__TASK GOAL__. Each record below is to be reproduced without any change.

################

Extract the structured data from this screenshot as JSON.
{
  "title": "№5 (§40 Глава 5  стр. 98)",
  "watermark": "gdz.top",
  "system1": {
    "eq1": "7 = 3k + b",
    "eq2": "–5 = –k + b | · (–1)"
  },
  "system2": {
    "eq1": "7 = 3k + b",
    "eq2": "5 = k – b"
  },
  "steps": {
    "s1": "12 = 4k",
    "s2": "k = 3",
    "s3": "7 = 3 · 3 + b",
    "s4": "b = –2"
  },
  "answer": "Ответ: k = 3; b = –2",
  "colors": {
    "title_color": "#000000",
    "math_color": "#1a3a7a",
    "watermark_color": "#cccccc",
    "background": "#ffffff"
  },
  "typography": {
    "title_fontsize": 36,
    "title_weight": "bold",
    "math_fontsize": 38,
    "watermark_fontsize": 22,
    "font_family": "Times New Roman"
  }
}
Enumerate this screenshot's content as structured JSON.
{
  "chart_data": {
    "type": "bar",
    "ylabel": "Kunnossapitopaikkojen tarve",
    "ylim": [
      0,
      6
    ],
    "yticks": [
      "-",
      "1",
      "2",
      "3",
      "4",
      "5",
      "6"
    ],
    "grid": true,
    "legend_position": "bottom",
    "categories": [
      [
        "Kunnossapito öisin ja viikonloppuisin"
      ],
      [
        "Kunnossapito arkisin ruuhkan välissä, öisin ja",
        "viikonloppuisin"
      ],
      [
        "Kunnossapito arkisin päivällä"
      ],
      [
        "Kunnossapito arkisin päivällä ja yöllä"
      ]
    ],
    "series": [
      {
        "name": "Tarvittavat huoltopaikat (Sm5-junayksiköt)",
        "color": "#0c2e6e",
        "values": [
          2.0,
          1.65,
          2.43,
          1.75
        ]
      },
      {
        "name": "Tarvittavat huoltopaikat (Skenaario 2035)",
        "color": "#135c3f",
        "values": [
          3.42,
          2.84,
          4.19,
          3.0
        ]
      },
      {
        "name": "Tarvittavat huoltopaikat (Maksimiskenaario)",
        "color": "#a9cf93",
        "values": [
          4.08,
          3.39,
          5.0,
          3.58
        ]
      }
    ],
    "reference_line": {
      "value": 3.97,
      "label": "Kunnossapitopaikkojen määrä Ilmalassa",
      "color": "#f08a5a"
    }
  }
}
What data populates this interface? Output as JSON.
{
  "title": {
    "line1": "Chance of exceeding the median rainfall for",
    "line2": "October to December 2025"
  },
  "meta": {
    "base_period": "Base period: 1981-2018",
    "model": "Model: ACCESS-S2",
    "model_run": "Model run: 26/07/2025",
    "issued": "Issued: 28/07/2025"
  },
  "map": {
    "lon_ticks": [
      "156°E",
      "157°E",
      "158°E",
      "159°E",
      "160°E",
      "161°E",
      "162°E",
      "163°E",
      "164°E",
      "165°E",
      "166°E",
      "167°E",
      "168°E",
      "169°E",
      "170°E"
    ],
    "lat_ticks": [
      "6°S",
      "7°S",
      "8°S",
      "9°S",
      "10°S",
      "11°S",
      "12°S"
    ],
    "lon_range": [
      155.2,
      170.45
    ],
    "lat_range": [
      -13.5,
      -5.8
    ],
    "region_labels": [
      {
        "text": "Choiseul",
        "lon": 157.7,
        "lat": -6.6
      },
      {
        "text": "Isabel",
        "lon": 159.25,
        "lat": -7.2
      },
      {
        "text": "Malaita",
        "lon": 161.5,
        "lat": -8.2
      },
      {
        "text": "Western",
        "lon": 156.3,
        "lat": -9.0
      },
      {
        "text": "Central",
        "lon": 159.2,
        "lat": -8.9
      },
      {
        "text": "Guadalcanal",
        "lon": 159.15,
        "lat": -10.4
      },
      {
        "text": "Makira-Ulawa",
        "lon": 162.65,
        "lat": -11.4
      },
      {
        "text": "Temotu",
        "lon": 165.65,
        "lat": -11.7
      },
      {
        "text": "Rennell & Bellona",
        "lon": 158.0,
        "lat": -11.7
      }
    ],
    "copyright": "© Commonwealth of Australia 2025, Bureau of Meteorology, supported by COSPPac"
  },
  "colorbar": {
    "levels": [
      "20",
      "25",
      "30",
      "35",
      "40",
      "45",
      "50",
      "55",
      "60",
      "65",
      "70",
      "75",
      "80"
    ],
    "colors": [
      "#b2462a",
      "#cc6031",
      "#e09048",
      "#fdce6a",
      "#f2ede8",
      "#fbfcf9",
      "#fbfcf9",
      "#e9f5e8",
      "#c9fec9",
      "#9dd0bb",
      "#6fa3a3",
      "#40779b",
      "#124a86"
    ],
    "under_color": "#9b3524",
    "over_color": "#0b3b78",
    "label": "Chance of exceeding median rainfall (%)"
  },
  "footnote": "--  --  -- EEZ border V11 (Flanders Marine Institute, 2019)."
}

################

__IN RESPONSE__.
Extract the structured data from this screenshot as JSON.
{
  "title": "№5 (§40 Глава 5  стр. 98)",
  "watermark": "gdz.top",
  "system1": {
    "eq1": "7 = 3k + b",
    "eq2": "–5 = –k + b | · (–1)"
  },
  "system2": {
    "eq1": "7 = 3k + b",
    "eq2": "5 = k – b"
  },
  "steps": {
    "s1": "12 = 4k",
    "s2": "k = 3",
    "s3": "7 = 3 · 3 + b",
    "s4": "b = –2"
  },
  "answer": "Ответ: k = 3; b = –2",
  "colors": {
    "title_color": "#000000",
    "math_color": "#1a3a7a",
    "watermark_color": "#cccccc",
    "background": "#ffffff"
  },
  "typography": {
    "title_fontsize": 36,
    "title_weight": "bold",
    "math_fontsize": 38,
    "watermark_fontsize": 22,
    "font_family": "Times New Roman"
  }
}
Enumerate this screenshot's content as structured JSON.
{
  "chart_data": {
    "type": "bar",
    "ylabel": "Kunnossapitopaikkojen tarve",
    "ylim": [
      0,
      6
    ],
    "yticks": [
      "-",
      "1",
      "2",
      "3",
      "4",
      "5",
      "6"
    ],
    "grid": true,
    "legend_position": "bottom",
    "categories": [
      [
        "Kunnossapito öisin ja viikonloppuisin"
      ],
      [
        "Kunnossapito arkisin ruuhkan välissä, öisin ja",
        "viikonloppuisin"
      ],
      [
        "Kunnossapito arkisin päivällä"
      ],
      [
        "Kunnossapito arkisin päivällä ja yöllä"
      ]
    ],
    "series": [
      {
        "name": "Tarvittavat huoltopaikat (Sm5-junayksiköt)",
        "color": "#0c2e6e",
        "values": [
          2.0,
          1.65,
          2.43,
          1.75
        ]
      },
      {
        "name": "Tarvittavat huoltopaikat (Skenaario 2035)",
        "color": "#135c3f",
        "values": [
          3.42,
          2.84,
          4.19,
          3.0
        ]
      },
      {
        "name": "Tarvittavat huoltopaikat (Maksimiskenaario)",
        "color": "#a9cf93",
        "values": [
          4.08,
          3.39,
          5.0,
          3.58
        ]
      }
    ],
    "reference_line": {
      "value": 3.97,
      "label": "Kunnossapitopaikkojen määrä Ilmalassa",
      "color": "#f08a5a"
    }
  }
}
What data populates this interface? Output as JSON.
{
  "title": {
    "line1": "Chance of exceeding the median rainfall for",
    "line2": "October to December 2025"
  },
  "meta": {
    "base_period": "Base period: 1981-2018",
    "model": "Model: ACCESS-S2",
    "model_run": "Model run: 26/07/2025",
    "issued": "Issued: 28/07/2025"
  },
  "map": {
    "lon_ticks": [
      "156°E",
      "157°E",
      "158°E",
      "159°E",
      "160°E",
      "161°E",
      "162°E",
      "163°E",
      "164°E",
      "165°E",
      "166°E",
      "167°E",
      "168°E",
      "169°E",
      "170°E"
    ],
    "lat_ticks": [
      "6°S",
      "7°S",
      "8°S",
      "9°S",
      "10°S",
      "11°S",
      "12°S"
    ],
    "lon_range": [
      155.2,
      170.45
    ],
    "lat_range": [
      -13.5,
      -5.8
    ],
    "region_labels": [
      {
        "text": "Choiseul",
        "lon": 157.7,
        "lat": -6.6
      },
      {
        "text": "Isabel",
        "lon": 159.25,
        "lat": -7.2
      },
      {
        "text": "Malaita",
        "lon": 161.5,
        "lat": -8.2
      },
      {
        "text": "Western",
        "lon": 156.3,
        "lat": -9.0
      },
      {
        "text": "Central",
        "lon": 159.2,
        "lat": -8.9
      },
      {
        "text": "Guadalcanal",
        "lon": 159.15,
        "lat": -10.4
      },
      {
        "text": "Makira-Ulawa",
        "lon": 162.65,
        "lat": -11.4
      },
      {
        "text": "Temotu",
        "lon": 165.65,
        "lat": -11.7
      },
      {
        "text": "Rennell & Bellona",
        "lon": 158.0,
        "lat": -11.7
      }
    ],
    "copyright": "© Commonwealth of Australia 2025, Bureau of Meteorology, supported by COSPPac"
  },
  "colorbar": {
    "levels": [
      "20",
      "25",
      "30",
      "35",
      "40",
      "45",
      "50",
      "55",
      "60",
      "65",
      "70",
      "75",
      "80"
    ],
    "colors": [
      "#b2462a",
      "#cc6031",
      "#e09048",
      "#fdce6a",
      "#f2ede8",
      "#fbfcf9",
      "#fbfcf9",
      "#e9f5e8",
      "#c9fec9",
      "#9dd0bb",
      "#6fa3a3",
      "#40779b",
      "#124a86"
    ],
    "under_color": "#9b3524",
    "over_color": "#0b3b78",
    "label": "Chance of exceeding median rainfall (%)"
  },
  "footnote": "--  --  -- EEZ border V11 (Flanders Marine Institute, 2019)."
}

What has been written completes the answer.